-- Start of Supplied material --

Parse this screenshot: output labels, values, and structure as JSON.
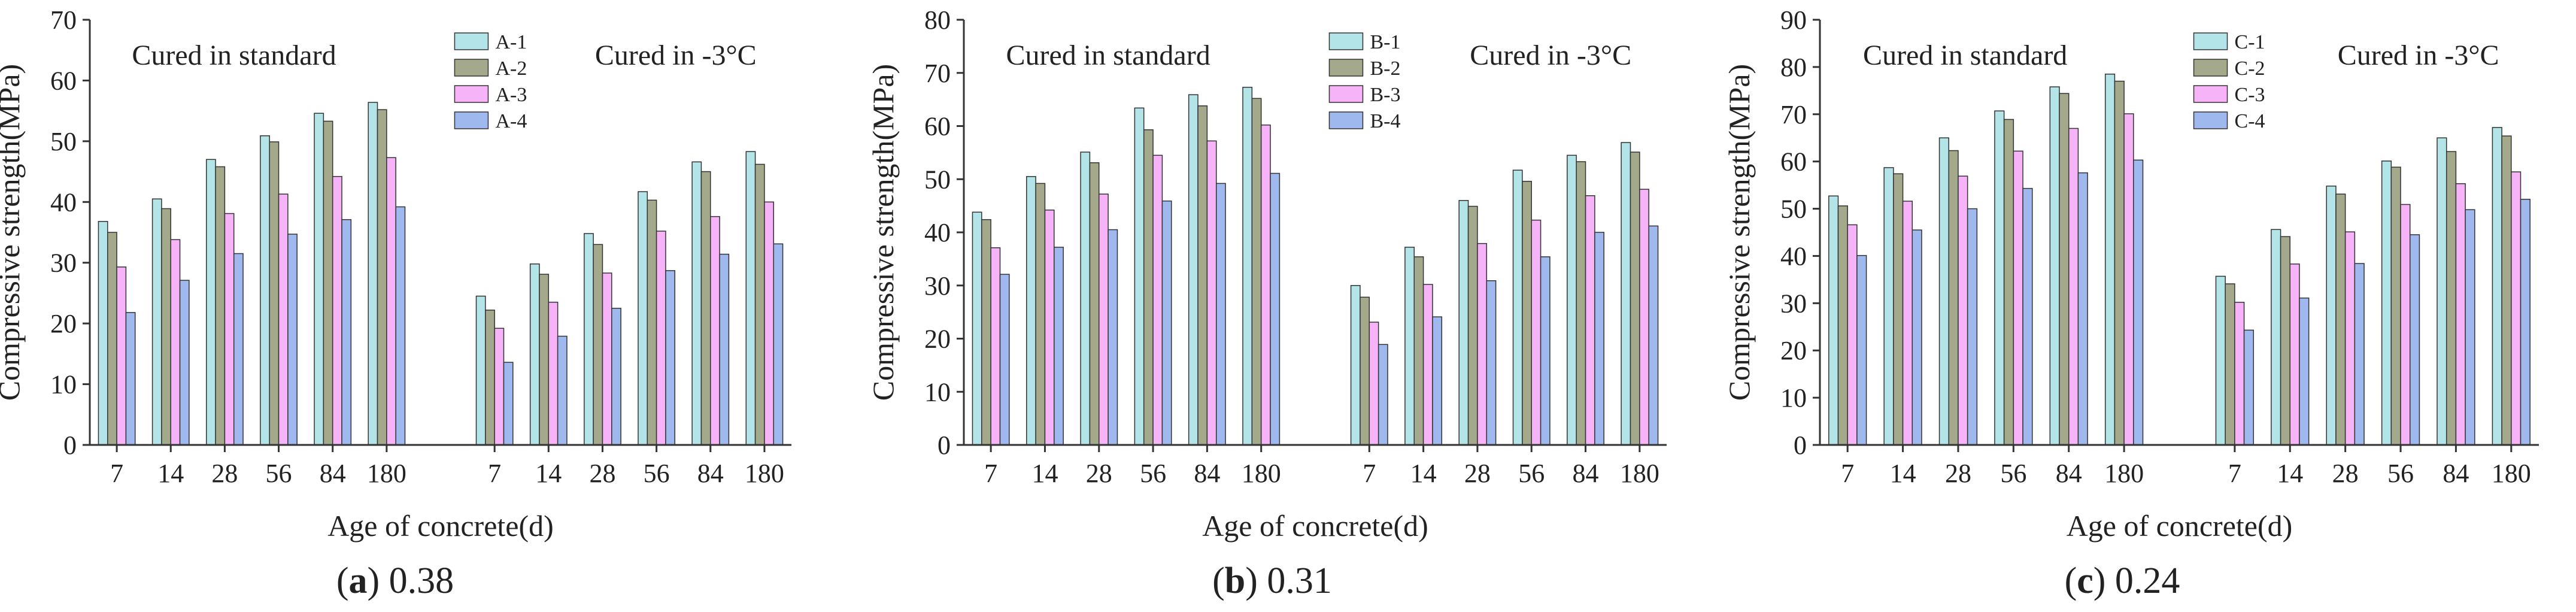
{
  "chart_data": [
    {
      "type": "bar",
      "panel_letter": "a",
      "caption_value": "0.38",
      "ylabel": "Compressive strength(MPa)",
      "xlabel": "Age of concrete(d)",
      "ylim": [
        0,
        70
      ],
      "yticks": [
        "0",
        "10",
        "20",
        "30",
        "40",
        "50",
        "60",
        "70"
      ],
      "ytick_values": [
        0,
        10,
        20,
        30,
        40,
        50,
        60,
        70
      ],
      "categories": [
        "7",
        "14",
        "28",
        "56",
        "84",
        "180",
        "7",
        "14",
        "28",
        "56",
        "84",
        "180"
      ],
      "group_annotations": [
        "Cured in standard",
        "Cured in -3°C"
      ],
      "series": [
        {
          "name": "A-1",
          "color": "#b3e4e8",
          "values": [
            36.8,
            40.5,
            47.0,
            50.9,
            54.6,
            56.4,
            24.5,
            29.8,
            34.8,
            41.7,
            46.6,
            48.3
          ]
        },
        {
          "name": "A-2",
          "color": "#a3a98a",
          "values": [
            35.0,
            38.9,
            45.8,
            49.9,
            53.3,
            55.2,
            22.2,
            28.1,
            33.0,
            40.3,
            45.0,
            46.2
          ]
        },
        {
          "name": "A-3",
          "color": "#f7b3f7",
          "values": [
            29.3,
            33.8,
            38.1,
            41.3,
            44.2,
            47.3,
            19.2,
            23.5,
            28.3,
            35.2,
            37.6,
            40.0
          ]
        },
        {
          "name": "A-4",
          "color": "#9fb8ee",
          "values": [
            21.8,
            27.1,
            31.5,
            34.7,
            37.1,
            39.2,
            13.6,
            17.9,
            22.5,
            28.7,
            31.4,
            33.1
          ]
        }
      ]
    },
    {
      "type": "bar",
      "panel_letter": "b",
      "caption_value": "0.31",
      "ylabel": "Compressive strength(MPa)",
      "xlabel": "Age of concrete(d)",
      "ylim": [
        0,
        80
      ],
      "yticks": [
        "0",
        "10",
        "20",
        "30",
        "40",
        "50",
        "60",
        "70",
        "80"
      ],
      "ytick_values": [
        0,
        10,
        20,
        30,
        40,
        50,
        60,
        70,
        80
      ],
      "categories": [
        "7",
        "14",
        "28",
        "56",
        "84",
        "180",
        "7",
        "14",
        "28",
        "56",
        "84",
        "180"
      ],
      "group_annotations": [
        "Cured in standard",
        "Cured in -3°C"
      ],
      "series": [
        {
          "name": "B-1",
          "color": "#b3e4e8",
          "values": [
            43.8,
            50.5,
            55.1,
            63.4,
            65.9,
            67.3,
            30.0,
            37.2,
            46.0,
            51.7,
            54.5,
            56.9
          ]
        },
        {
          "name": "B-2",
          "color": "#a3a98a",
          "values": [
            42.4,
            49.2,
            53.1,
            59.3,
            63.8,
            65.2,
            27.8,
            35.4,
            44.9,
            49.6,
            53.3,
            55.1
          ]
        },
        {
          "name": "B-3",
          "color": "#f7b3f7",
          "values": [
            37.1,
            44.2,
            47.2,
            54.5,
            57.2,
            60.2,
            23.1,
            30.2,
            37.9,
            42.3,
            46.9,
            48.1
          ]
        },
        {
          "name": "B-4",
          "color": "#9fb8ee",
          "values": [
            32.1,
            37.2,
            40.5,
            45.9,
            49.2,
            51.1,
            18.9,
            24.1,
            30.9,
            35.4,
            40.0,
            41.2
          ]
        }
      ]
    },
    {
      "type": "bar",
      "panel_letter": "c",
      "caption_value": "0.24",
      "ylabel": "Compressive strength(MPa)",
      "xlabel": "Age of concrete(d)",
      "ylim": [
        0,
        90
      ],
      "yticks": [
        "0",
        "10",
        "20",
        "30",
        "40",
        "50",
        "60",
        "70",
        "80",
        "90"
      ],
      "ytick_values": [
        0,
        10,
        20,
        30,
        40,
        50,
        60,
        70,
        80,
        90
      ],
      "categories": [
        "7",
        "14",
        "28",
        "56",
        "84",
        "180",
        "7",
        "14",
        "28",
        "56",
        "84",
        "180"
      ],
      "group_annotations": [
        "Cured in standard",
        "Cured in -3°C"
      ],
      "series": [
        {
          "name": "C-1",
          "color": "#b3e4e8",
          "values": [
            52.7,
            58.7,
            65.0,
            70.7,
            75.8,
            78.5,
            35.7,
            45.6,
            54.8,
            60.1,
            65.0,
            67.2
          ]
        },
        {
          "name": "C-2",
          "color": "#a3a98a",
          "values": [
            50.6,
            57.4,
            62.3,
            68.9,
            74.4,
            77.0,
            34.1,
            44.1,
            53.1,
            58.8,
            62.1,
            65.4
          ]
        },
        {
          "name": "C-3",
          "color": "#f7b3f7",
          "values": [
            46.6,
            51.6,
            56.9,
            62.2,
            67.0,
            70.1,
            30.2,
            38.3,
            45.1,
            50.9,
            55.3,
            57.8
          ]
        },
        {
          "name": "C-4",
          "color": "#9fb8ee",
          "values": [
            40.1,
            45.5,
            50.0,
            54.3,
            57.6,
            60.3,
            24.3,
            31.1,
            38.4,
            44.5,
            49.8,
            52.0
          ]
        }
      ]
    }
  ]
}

-- End of Supplied material --

> [Task to complete]
Strip out the images, then output the records above word for word.

> [Solution for this exercise]
Parse this screenshot: output labels, values, and structure as JSON.
{
  "chart_data": [
    {
      "type": "bar",
      "panel_letter": "a",
      "caption_value": "0.38",
      "ylabel": "Compressive strength(MPa)",
      "xlabel": "Age of concrete(d)",
      "ylim": [
        0,
        70
      ],
      "yticks": [
        "0",
        "10",
        "20",
        "30",
        "40",
        "50",
        "60",
        "70"
      ],
      "ytick_values": [
        0,
        10,
        20,
        30,
        40,
        50,
        60,
        70
      ],
      "categories": [
        "7",
        "14",
        "28",
        "56",
        "84",
        "180",
        "7",
        "14",
        "28",
        "56",
        "84",
        "180"
      ],
      "group_annotations": [
        "Cured in standard",
        "Cured in -3°C"
      ],
      "series": [
        {
          "name": "A-1",
          "color": "#b3e4e8",
          "values": [
            36.8,
            40.5,
            47.0,
            50.9,
            54.6,
            56.4,
            24.5,
            29.8,
            34.8,
            41.7,
            46.6,
            48.3
          ]
        },
        {
          "name": "A-2",
          "color": "#a3a98a",
          "values": [
            35.0,
            38.9,
            45.8,
            49.9,
            53.3,
            55.2,
            22.2,
            28.1,
            33.0,
            40.3,
            45.0,
            46.2
          ]
        },
        {
          "name": "A-3",
          "color": "#f7b3f7",
          "values": [
            29.3,
            33.8,
            38.1,
            41.3,
            44.2,
            47.3,
            19.2,
            23.5,
            28.3,
            35.2,
            37.6,
            40.0
          ]
        },
        {
          "name": "A-4",
          "color": "#9fb8ee",
          "values": [
            21.8,
            27.1,
            31.5,
            34.7,
            37.1,
            39.2,
            13.6,
            17.9,
            22.5,
            28.7,
            31.4,
            33.1
          ]
        }
      ]
    },
    {
      "type": "bar",
      "panel_letter": "b",
      "caption_value": "0.31",
      "ylabel": "Compressive strength(MPa)",
      "xlabel": "Age of concrete(d)",
      "ylim": [
        0,
        80
      ],
      "yticks": [
        "0",
        "10",
        "20",
        "30",
        "40",
        "50",
        "60",
        "70",
        "80"
      ],
      "ytick_values": [
        0,
        10,
        20,
        30,
        40,
        50,
        60,
        70,
        80
      ],
      "categories": [
        "7",
        "14",
        "28",
        "56",
        "84",
        "180",
        "7",
        "14",
        "28",
        "56",
        "84",
        "180"
      ],
      "group_annotations": [
        "Cured in standard",
        "Cured in -3°C"
      ],
      "series": [
        {
          "name": "B-1",
          "color": "#b3e4e8",
          "values": [
            43.8,
            50.5,
            55.1,
            63.4,
            65.9,
            67.3,
            30.0,
            37.2,
            46.0,
            51.7,
            54.5,
            56.9
          ]
        },
        {
          "name": "B-2",
          "color": "#a3a98a",
          "values": [
            42.4,
            49.2,
            53.1,
            59.3,
            63.8,
            65.2,
            27.8,
            35.4,
            44.9,
            49.6,
            53.3,
            55.1
          ]
        },
        {
          "name": "B-3",
          "color": "#f7b3f7",
          "values": [
            37.1,
            44.2,
            47.2,
            54.5,
            57.2,
            60.2,
            23.1,
            30.2,
            37.9,
            42.3,
            46.9,
            48.1
          ]
        },
        {
          "name": "B-4",
          "color": "#9fb8ee",
          "values": [
            32.1,
            37.2,
            40.5,
            45.9,
            49.2,
            51.1,
            18.9,
            24.1,
            30.9,
            35.4,
            40.0,
            41.2
          ]
        }
      ]
    },
    {
      "type": "bar",
      "panel_letter": "c",
      "caption_value": "0.24",
      "ylabel": "Compressive strength(MPa)",
      "xlabel": "Age of concrete(d)",
      "ylim": [
        0,
        90
      ],
      "yticks": [
        "0",
        "10",
        "20",
        "30",
        "40",
        "50",
        "60",
        "70",
        "80",
        "90"
      ],
      "ytick_values": [
        0,
        10,
        20,
        30,
        40,
        50,
        60,
        70,
        80,
        90
      ],
      "categories": [
        "7",
        "14",
        "28",
        "56",
        "84",
        "180",
        "7",
        "14",
        "28",
        "56",
        "84",
        "180"
      ],
      "group_annotations": [
        "Cured in standard",
        "Cured in -3°C"
      ],
      "series": [
        {
          "name": "C-1",
          "color": "#b3e4e8",
          "values": [
            52.7,
            58.7,
            65.0,
            70.7,
            75.8,
            78.5,
            35.7,
            45.6,
            54.8,
            60.1,
            65.0,
            67.2
          ]
        },
        {
          "name": "C-2",
          "color": "#a3a98a",
          "values": [
            50.6,
            57.4,
            62.3,
            68.9,
            74.4,
            77.0,
            34.1,
            44.1,
            53.1,
            58.8,
            62.1,
            65.4
          ]
        },
        {
          "name": "C-3",
          "color": "#f7b3f7",
          "values": [
            46.6,
            51.6,
            56.9,
            62.2,
            67.0,
            70.1,
            30.2,
            38.3,
            45.1,
            50.9,
            55.3,
            57.8
          ]
        },
        {
          "name": "C-4",
          "color": "#9fb8ee",
          "values": [
            40.1,
            45.5,
            50.0,
            54.3,
            57.6,
            60.3,
            24.3,
            31.1,
            38.4,
            44.5,
            49.8,
            52.0
          ]
        }
      ]
    }
  ]
}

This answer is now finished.